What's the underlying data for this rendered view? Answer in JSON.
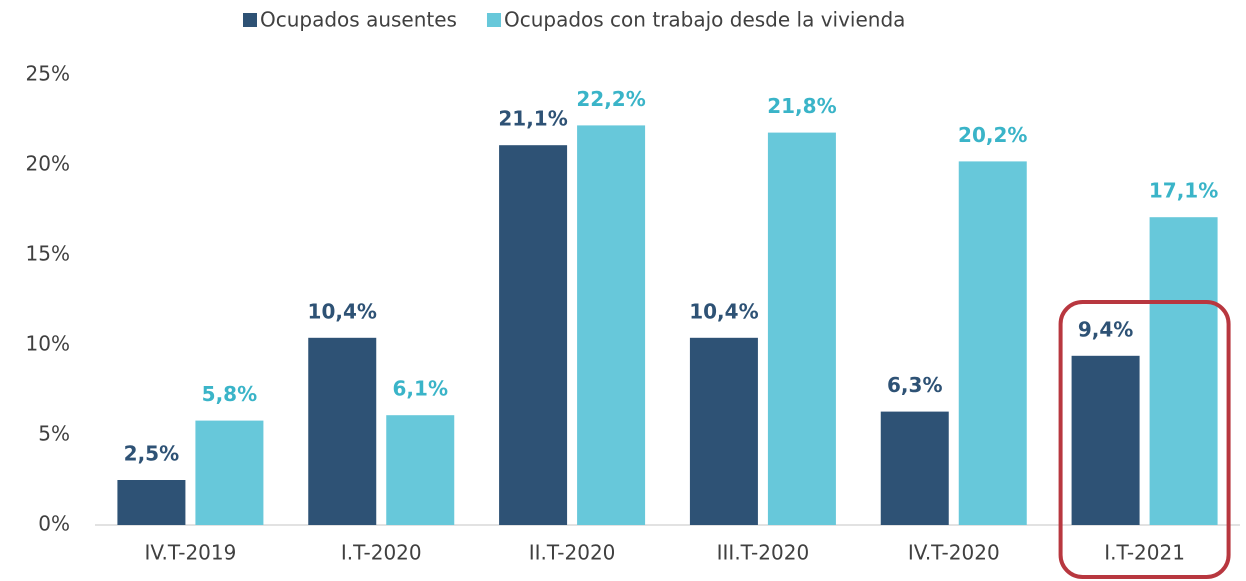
{
  "chart_data": {
    "type": "bar",
    "categories": [
      "IV.T-2019",
      "I.T-2020",
      "II.T-2020",
      "III.T-2020",
      "IV.T-2020",
      "I.T-2021"
    ],
    "series": [
      {
        "name": "Ocupados ausentes",
        "color": "#2e5275",
        "label_color": "#2e5275",
        "values": [
          2.5,
          10.4,
          21.1,
          10.4,
          6.3,
          9.4
        ],
        "value_labels": [
          "2,5%",
          "10,4%",
          "21,1%",
          "10,4%",
          "6,3%",
          "9,4%"
        ]
      },
      {
        "name": "Ocupados con trabajo desde la vivienda",
        "color": "#67c8da",
        "label_color": "#3ab4c8",
        "values": [
          5.8,
          6.1,
          22.2,
          21.8,
          20.2,
          17.1
        ],
        "value_labels": [
          "5,8%",
          "6,1%",
          "22,2%",
          "21,8%",
          "20,2%",
          "17,1%"
        ]
      }
    ],
    "ylim": [
      0,
      25
    ],
    "yticks": [
      {
        "value": 0,
        "label": "0%"
      },
      {
        "value": 5,
        "label": "5%"
      },
      {
        "value": 10,
        "label": "10%"
      },
      {
        "value": 15,
        "label": "15%"
      },
      {
        "value": 20,
        "label": "20%"
      },
      {
        "value": 25,
        "label": "25%"
      }
    ],
    "grid": false,
    "legend": "top"
  }
}
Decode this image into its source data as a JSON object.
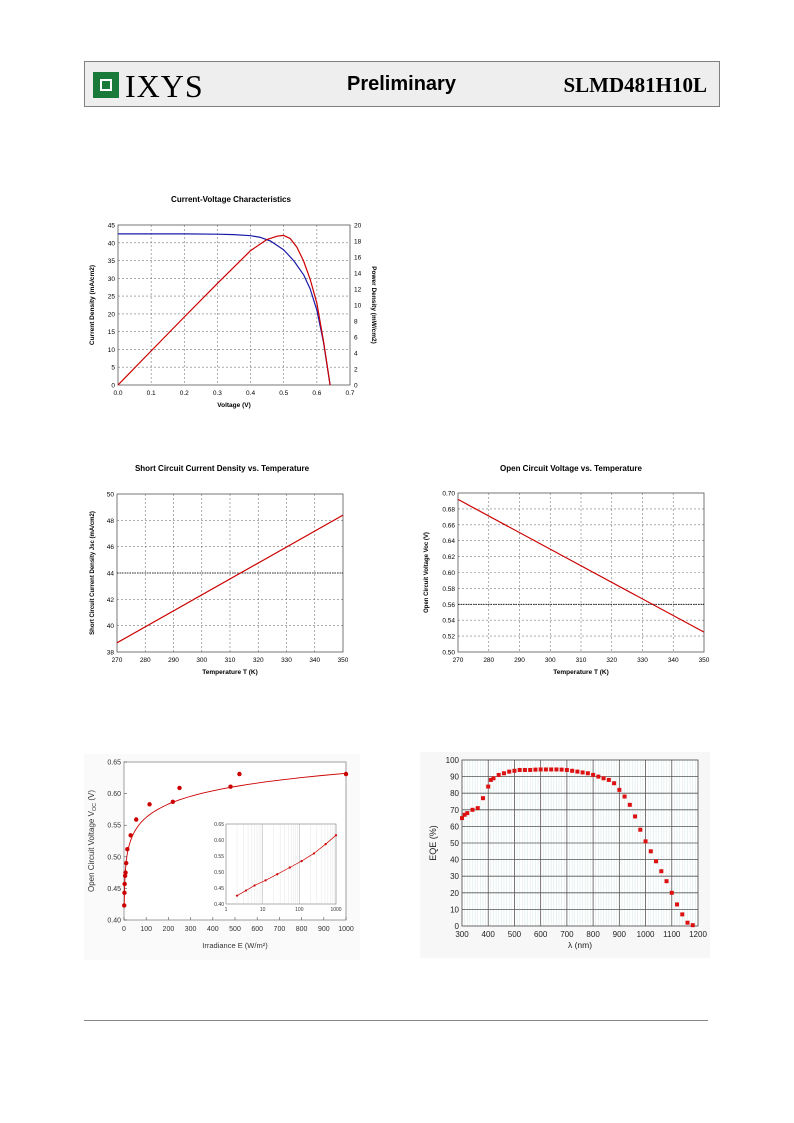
{
  "header": {
    "brand": "IXYS",
    "status": "Preliminary",
    "part_number": "SLMD481H10L"
  },
  "colors": {
    "header_bg": "#eeeeee",
    "logo_green": "#1a7a3a",
    "red": "#cc0000",
    "blue": "#1a1aaa"
  },
  "chart_data": [
    {
      "id": "iv",
      "type": "line",
      "title": "Current-Voltage Characteristics",
      "xlabel": "Voltage (V)",
      "ylabel": "Current Density (mA/cm2)",
      "y2label": "Power Density (mW/cm2)",
      "xlim": [
        0,
        0.7
      ],
      "ylim": [
        0,
        45
      ],
      "y2lim": [
        0,
        20
      ],
      "xticks": [
        "0.0",
        "0.1",
        "0.2",
        "0.3",
        "0.4",
        "0.5",
        "0.6",
        "0.7"
      ],
      "yticks": [
        "0",
        "5",
        "10",
        "15",
        "20",
        "25",
        "30",
        "35",
        "40",
        "45"
      ],
      "y2ticks": [
        "0",
        "2",
        "4",
        "6",
        "8",
        "10",
        "12",
        "14",
        "16",
        "18",
        "20"
      ],
      "grid": true,
      "series": [
        {
          "axis": "left",
          "color": "#1a1aaa",
          "x": [
            0,
            0.1,
            0.2,
            0.3,
            0.35,
            0.4,
            0.43,
            0.46,
            0.5,
            0.53,
            0.56,
            0.58,
            0.6,
            0.62,
            0.63,
            0.64
          ],
          "y": [
            42.5,
            42.5,
            42.5,
            42.4,
            42.3,
            42,
            41.5,
            40.5,
            38,
            35,
            31,
            27,
            21,
            12,
            6,
            0
          ]
        },
        {
          "axis": "right",
          "color": "#cc0000",
          "x": [
            0,
            0.1,
            0.2,
            0.3,
            0.4,
            0.45,
            0.48,
            0.5,
            0.52,
            0.54,
            0.56,
            0.58,
            0.6,
            0.62,
            0.64
          ],
          "y": [
            0,
            4.25,
            8.5,
            12.7,
            16.8,
            18.2,
            18.6,
            18.7,
            18.3,
            17.2,
            15.5,
            13.2,
            10.2,
            5.5,
            0
          ]
        }
      ]
    },
    {
      "id": "jsc",
      "type": "line",
      "title": "Short Circuit Current Density vs. Temperature",
      "xlabel": "Temperature T (K)",
      "ylabel": "Short Circuit Current Density Jsc (mA/cm2)",
      "xlim": [
        270,
        350
      ],
      "ylim": [
        38,
        50
      ],
      "xticks": [
        "270",
        "280",
        "290",
        "300",
        "310",
        "320",
        "330",
        "340",
        "350"
      ],
      "yticks": [
        "38",
        "40",
        "42",
        "44",
        "46",
        "48",
        "50"
      ],
      "grid": true,
      "reference_y": 44,
      "series": [
        {
          "color": "#cc0000",
          "x": [
            270,
            350
          ],
          "y": [
            38.7,
            48.4
          ]
        }
      ]
    },
    {
      "id": "voc",
      "type": "line",
      "title": "Open Circuit Voltage vs. Temperature",
      "xlabel": "Temperature T (K)",
      "ylabel": "Open Circuit Voltage Voc (V)",
      "xlim": [
        270,
        350
      ],
      "ylim": [
        0.5,
        0.7
      ],
      "xticks": [
        "270",
        "280",
        "290",
        "300",
        "310",
        "320",
        "330",
        "340",
        "350"
      ],
      "yticks": [
        "0.50",
        "0.52",
        "0.54",
        "0.56",
        "0.58",
        "0.60",
        "0.62",
        "0.64",
        "0.66",
        "0.68",
        "0.70"
      ],
      "grid": true,
      "reference_y": 0.56,
      "series": [
        {
          "color": "#cc0000",
          "x": [
            270,
            350
          ],
          "y": [
            0.692,
            0.525
          ]
        }
      ]
    },
    {
      "id": "irr",
      "type": "scatter",
      "xlabel": "Irradiance E (W/m²)",
      "ylabel": "Open Circuit Voltage V",
      "ylabel_sub": "OC",
      "ylabel_unit": " (V)",
      "xlim": [
        0,
        1000
      ],
      "ylim": [
        0.4,
        0.65
      ],
      "xticks": [
        "0",
        "100",
        "200",
        "300",
        "400",
        "500",
        "600",
        "700",
        "800",
        "900",
        "1000"
      ],
      "yticks": [
        "0.40",
        "0.45",
        "0.50",
        "0.55",
        "0.60",
        "0.65"
      ],
      "points": {
        "x": [
          1,
          2,
          3,
          5,
          7,
          10,
          15,
          30,
          55,
          115,
          220,
          250,
          480,
          520,
          1000
        ],
        "y": [
          0.423,
          0.443,
          0.457,
          0.47,
          0.475,
          0.49,
          0.512,
          0.534,
          0.559,
          0.583,
          0.587,
          0.609,
          0.611,
          0.631,
          0.631
        ]
      },
      "inset": {
        "type": "scatter",
        "scale": "log",
        "xlim": [
          1,
          1000
        ],
        "ylim": [
          0.4,
          0.65
        ],
        "xticks": [
          "1",
          "10",
          "100",
          "1000"
        ],
        "yticks": [
          "0.40",
          "0.45",
          "0.50",
          "0.55",
          "0.60",
          "0.65"
        ],
        "points": {
          "x": [
            2,
            3.5,
            6,
            12,
            25,
            55,
            115,
            250,
            520,
            1000
          ],
          "y": [
            0.426,
            0.442,
            0.458,
            0.474,
            0.493,
            0.514,
            0.534,
            0.558,
            0.587,
            0.615
          ]
        }
      }
    },
    {
      "id": "eqe",
      "type": "scatter",
      "xlabel": "λ (nm)",
      "ylabel": "EQE (%)",
      "xlim": [
        300,
        1200
      ],
      "ylim": [
        0,
        100
      ],
      "xticks": [
        "300",
        "400",
        "500",
        "600",
        "700",
        "800",
        "900",
        "1000",
        "1100",
        "1200"
      ],
      "yticks": [
        "0",
        "10",
        "20",
        "30",
        "40",
        "50",
        "60",
        "70",
        "80",
        "90",
        "100"
      ],
      "grid": true,
      "points": {
        "x": [
          300,
          310,
          320,
          340,
          360,
          380,
          400,
          410,
          420,
          440,
          460,
          480,
          500,
          520,
          540,
          560,
          580,
          600,
          620,
          640,
          660,
          680,
          700,
          720,
          740,
          760,
          780,
          800,
          820,
          840,
          860,
          880,
          900,
          920,
          940,
          960,
          980,
          1000,
          1020,
          1040,
          1060,
          1080,
          1100,
          1120,
          1140,
          1160,
          1180
        ],
        "y": [
          65,
          67,
          68,
          70,
          71,
          77,
          84,
          88,
          89,
          91,
          92,
          93,
          93.5,
          94,
          94,
          94,
          94.2,
          94.3,
          94.3,
          94.3,
          94.3,
          94.2,
          94,
          93.5,
          93,
          92.5,
          92,
          91,
          90,
          89,
          88,
          86,
          82,
          78,
          73,
          66,
          58,
          51,
          45,
          39,
          33,
          27,
          20,
          13,
          7,
          2,
          0.5
        ]
      }
    }
  ]
}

_Requirements:_
State how many lines of the listing include the word "Temperature". Reply with the number alone.

_Response to this exercise:_
4